(Stored records)
-- Start --

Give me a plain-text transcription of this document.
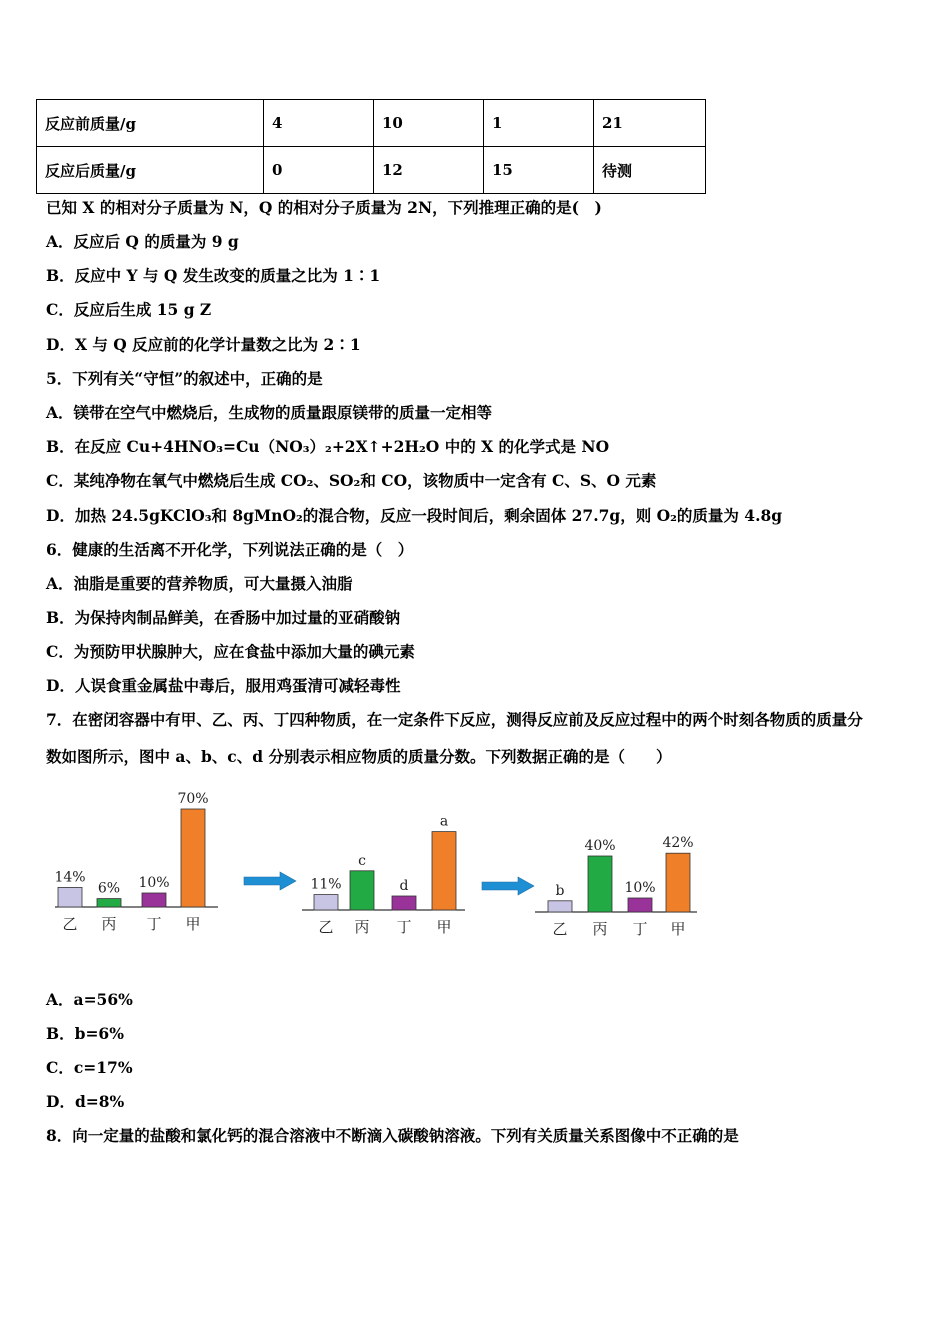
反应前质量/g	4	10	1	21
反应后质量/g	0	12	15	待测
已知 X 的相对分子质量为 N，Q 的相对分子质量为 2N，下列推理正确的是(　)
A．反应后 Q 的质量为 9 g
B．反应中 Y 与 Q 发生改变的质量之比为 1∶1
C．反应后生成 15 g Z
D．X 与 Q 反应前的化学计量数之比为 2∶1
5．下列有关“守恒”的叙述中，正确的是
A．镁带在空气中燃烧后，生成物的质量跟原镁带的质量一定相等
B．在反应 Cu+4HNO₃=Cu（NO₃）₂+2X↑+2H₂O 中的 X 的化学式是 NO
C．某纯净物在氧气中燃烧后生成 CO₂、SO₂和 CO，该物质中一定含有 C、S、O 元素
D．加热 24.5gKClO₃和 8gMnO₂的混合物，反应一段时间后，剩余固体 27.7g，则 O₂的质量为 4.8g
6．健康的生活离不开化学，下列说法正确的是（　）
A．油脂是重要的营养物质，可大量摄入油脂
B．为保持肉制品鲜美，在香肠中加过量的亚硝酸钠
C．为预防甲状腺肿大，应在食盐中添加大量的碘元素
D．人误食重金属盐中毒后，服用鸡蛋清可减轻毒性
7．在密闭容器中有甲、乙、丙、丁四种物质，在一定条件下反应，测得反应前及反应过程中的两个时刻各物质的质量分
数如图所示，图中 a、b、c、d 分别表示相应物质的质量分数。下列数据正确的是（　　）
14%
乙
6%
丙
10%
丁
70%
甲
11%
乙
c
丙
d
丁
a
甲
b
乙
40%
丙
10%
丁
42%
甲
A．a=56%
B．b=6%
C．c=17%
D．d=8%
8．向一定量的盐酸和氯化钙的混合溶液中不断滴入碳酸钠溶液。下列有关质量关系图像中不正确的是
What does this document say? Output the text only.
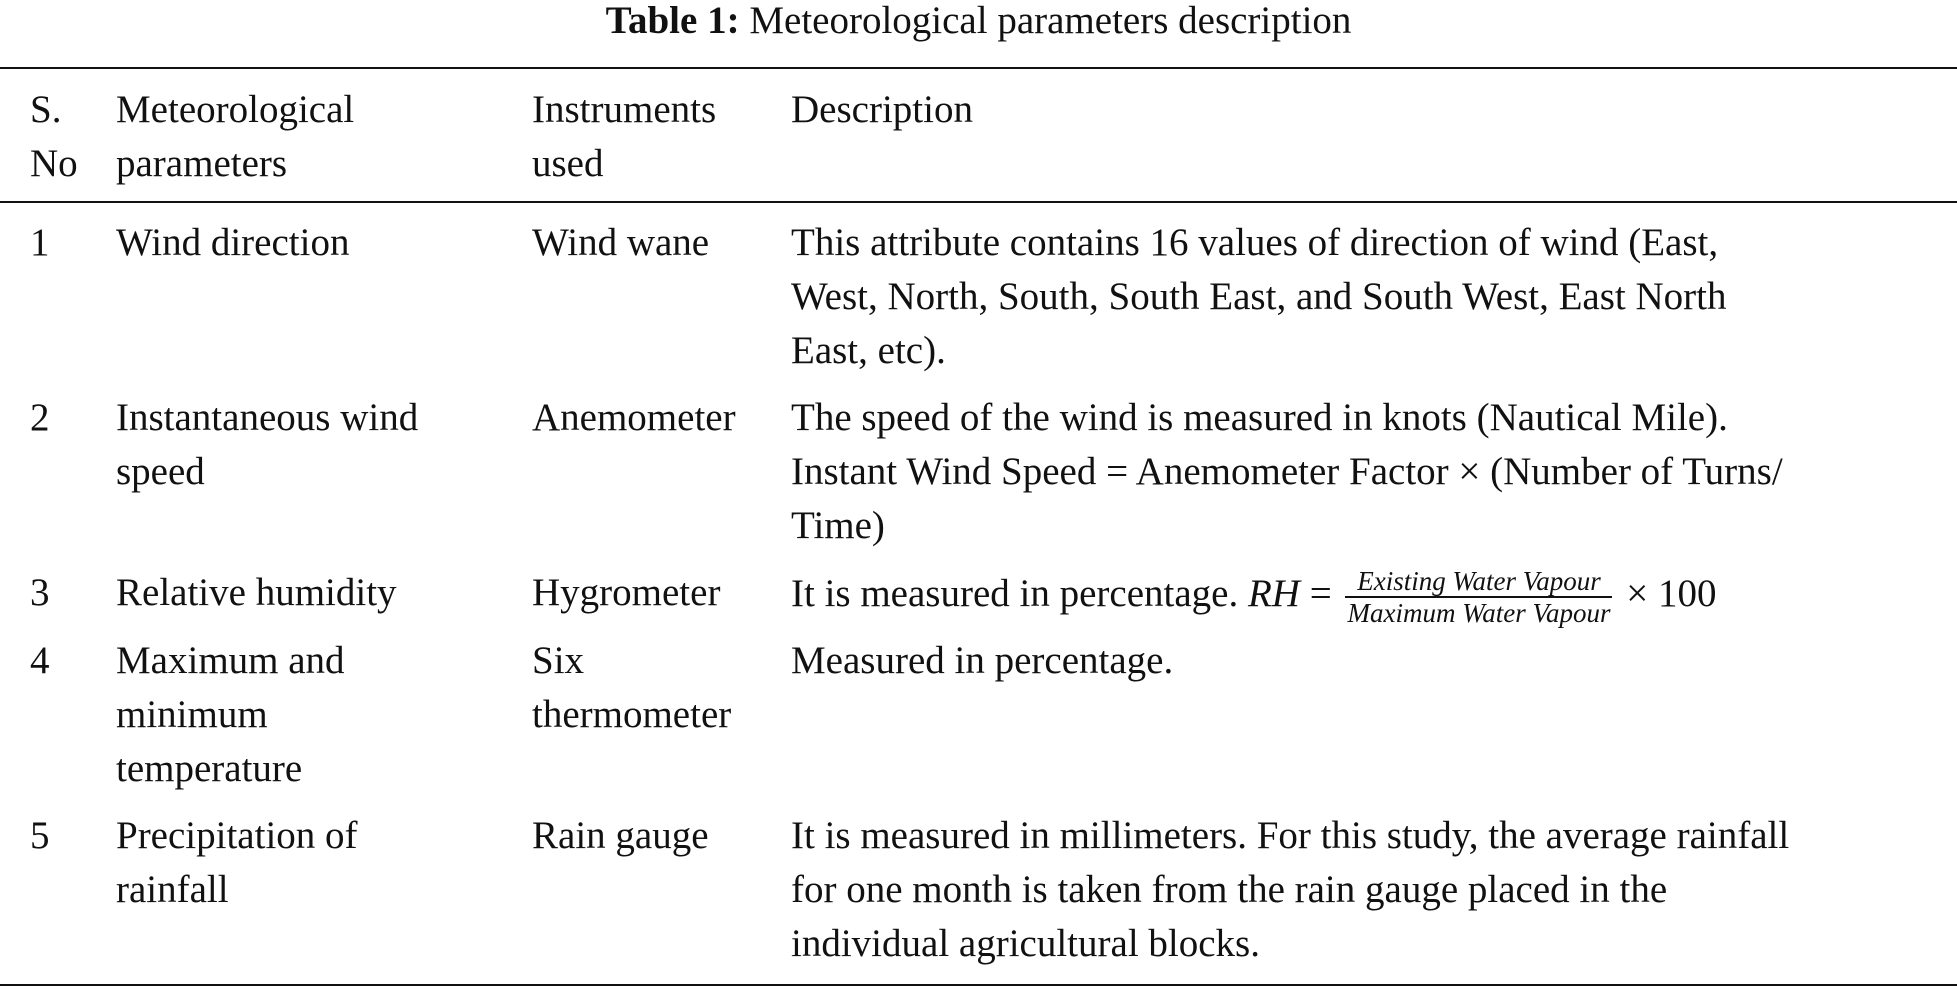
Table 1: Meteorological parameters description
S.
No
Meteorological
parameters
Instruments
used
Description
1 Wind direction	Wind wane This attribute contains 16 values of direction of wind (East,
West, North, South, South East, and South West, East North
East, etc).
2 Instantaneous wind
speed
Anemometer The speed of the wind is measured in knots (Nautical Mile).
Instant Wind Speed = Anemometer Factor × (Number of Turns/
Time)
3 Relative humidity	Hygrometer It is measured in percentage. RH = $\frac{\text{Existing Water Vapour}}{\text{Maximum Water Vapour}} \times 100$
4 Maximum and
minimum
temperature
Six
thermometer
Measured in percentage.
5 Precipitation of
rainfall
Rain gauge It is measured in millimeters. For this study, the average rainfall
for one month is taken from the rain gauge placed in the
individual agricultural blocks.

-- End --

_What is being asked_
Each line that holds the word "percentage" is to be copied.

_Answer below_
3 Relative humidity	Hygrometer It is measured in percentage. RH = $\frac{\text{Existing Water Vapour}}{\text{Maximum Water Vapour}} \times 100$
Measured in percentage.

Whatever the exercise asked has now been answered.